- _Aim of the exercise_
Write the data out again, character for character, with no images.

Data items

## BEGIN

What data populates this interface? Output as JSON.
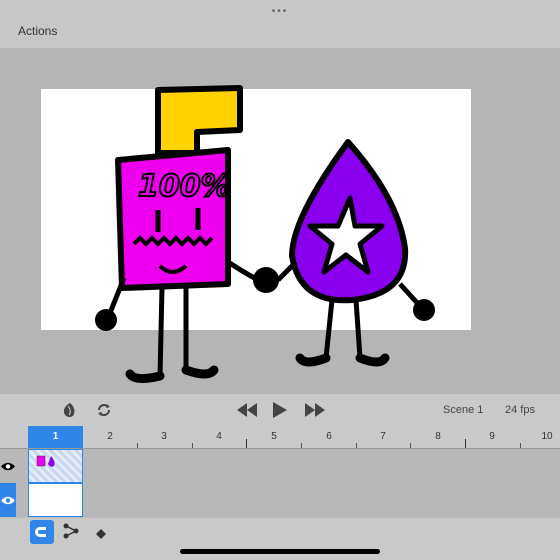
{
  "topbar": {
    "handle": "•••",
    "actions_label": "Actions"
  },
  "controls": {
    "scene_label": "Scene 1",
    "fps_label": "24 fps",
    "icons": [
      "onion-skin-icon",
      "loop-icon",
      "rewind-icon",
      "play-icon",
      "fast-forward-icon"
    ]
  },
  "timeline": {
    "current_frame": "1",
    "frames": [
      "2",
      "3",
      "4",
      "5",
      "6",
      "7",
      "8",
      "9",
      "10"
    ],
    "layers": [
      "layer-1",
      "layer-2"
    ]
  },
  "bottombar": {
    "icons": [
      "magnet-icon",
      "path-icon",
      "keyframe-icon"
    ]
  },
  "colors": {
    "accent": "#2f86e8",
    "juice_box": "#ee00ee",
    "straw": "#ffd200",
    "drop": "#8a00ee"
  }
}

## END

- _Complete output_
What data populates this interface? Output as JSON.
{
  "topbar": {
    "handle": "•••",
    "actions_label": "Actions"
  },
  "controls": {
    "scene_label": "Scene 1",
    "fps_label": "24 fps",
    "icons": [
      "onion-skin-icon",
      "loop-icon",
      "rewind-icon",
      "play-icon",
      "fast-forward-icon"
    ]
  },
  "timeline": {
    "current_frame": "1",
    "frames": [
      "2",
      "3",
      "4",
      "5",
      "6",
      "7",
      "8",
      "9",
      "10"
    ],
    "layers": [
      "layer-1",
      "layer-2"
    ]
  },
  "bottombar": {
    "icons": [
      "magnet-icon",
      "path-icon",
      "keyframe-icon"
    ]
  },
  "colors": {
    "accent": "#2f86e8",
    "juice_box": "#ee00ee",
    "straw": "#ffd200",
    "drop": "#8a00ee"
  }
}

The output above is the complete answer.